DIRECTIONS FOR THIS TASK:
Show all lines holding the string "plazo".

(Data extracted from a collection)
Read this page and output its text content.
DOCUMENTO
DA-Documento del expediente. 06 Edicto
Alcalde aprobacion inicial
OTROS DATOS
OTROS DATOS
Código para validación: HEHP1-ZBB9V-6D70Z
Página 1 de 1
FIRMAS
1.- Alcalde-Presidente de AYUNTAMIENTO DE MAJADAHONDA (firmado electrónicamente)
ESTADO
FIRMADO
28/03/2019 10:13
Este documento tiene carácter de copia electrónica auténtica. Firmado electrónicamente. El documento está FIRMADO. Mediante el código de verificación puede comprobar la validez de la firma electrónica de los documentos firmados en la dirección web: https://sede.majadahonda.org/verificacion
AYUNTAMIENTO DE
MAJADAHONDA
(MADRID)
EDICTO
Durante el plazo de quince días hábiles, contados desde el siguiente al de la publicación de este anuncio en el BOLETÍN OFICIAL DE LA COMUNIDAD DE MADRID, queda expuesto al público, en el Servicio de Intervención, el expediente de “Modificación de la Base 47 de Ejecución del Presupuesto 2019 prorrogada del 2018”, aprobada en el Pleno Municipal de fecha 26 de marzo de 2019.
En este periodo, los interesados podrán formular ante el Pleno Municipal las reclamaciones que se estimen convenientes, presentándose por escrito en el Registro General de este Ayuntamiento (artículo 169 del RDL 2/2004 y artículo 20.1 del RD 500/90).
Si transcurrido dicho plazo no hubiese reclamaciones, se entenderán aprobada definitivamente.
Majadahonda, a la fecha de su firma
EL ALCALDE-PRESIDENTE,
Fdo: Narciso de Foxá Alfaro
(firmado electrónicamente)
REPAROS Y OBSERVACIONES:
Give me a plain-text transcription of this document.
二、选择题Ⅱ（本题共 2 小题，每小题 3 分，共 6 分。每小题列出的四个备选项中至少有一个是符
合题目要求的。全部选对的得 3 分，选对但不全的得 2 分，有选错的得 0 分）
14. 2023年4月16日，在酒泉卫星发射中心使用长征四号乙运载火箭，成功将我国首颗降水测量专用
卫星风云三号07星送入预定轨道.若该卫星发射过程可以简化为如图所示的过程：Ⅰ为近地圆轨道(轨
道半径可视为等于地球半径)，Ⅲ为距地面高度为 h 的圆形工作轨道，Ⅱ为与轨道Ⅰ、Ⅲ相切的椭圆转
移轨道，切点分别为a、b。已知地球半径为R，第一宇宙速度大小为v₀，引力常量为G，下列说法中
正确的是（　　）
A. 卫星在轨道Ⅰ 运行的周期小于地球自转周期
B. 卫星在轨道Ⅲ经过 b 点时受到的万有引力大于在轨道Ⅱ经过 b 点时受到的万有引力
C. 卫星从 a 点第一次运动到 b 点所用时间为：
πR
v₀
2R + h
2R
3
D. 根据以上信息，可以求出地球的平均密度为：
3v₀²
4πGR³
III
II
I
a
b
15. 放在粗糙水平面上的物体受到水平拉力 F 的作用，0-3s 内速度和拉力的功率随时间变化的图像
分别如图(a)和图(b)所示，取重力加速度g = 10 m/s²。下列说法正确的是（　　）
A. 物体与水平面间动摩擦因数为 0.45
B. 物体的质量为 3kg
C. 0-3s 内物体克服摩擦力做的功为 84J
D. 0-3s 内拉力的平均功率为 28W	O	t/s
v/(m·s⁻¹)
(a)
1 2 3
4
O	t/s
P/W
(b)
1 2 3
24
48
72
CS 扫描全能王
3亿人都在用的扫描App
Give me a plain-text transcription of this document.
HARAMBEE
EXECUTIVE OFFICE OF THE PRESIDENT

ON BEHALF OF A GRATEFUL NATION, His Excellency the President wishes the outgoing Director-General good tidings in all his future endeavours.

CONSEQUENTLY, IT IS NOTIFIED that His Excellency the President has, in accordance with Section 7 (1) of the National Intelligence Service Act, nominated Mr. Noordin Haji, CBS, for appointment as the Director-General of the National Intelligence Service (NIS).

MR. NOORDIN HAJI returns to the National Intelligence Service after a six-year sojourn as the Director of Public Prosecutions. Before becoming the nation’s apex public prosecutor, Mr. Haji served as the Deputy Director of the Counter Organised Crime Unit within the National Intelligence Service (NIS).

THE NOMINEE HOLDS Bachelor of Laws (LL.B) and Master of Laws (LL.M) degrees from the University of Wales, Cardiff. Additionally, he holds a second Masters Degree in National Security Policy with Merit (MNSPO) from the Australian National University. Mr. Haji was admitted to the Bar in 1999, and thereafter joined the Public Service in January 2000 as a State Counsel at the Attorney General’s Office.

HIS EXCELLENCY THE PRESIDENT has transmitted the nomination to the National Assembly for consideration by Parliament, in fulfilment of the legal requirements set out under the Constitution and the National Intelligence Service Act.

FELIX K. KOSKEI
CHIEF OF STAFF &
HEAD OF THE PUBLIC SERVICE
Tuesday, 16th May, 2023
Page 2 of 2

ANSWER TO THE TASK:
Durante el plazo de quince días hábiles, contados desde el siguiente al de la publicación de este anuncio en el BOLETÍN OFICIAL DE LA COMUNIDAD DE MADRID, queda expuesto al público, en el Servicio de Intervención, el expediente de “Modificación de la Base 47 de Ejecución del Presupuesto 2019 prorrogada del 2018”, aprobada en el Pleno Municipal de fecha 26 de marzo de 2019.
Si transcurrido dicho plazo no hubiese reclamaciones, se entenderán aprobada definitivamente.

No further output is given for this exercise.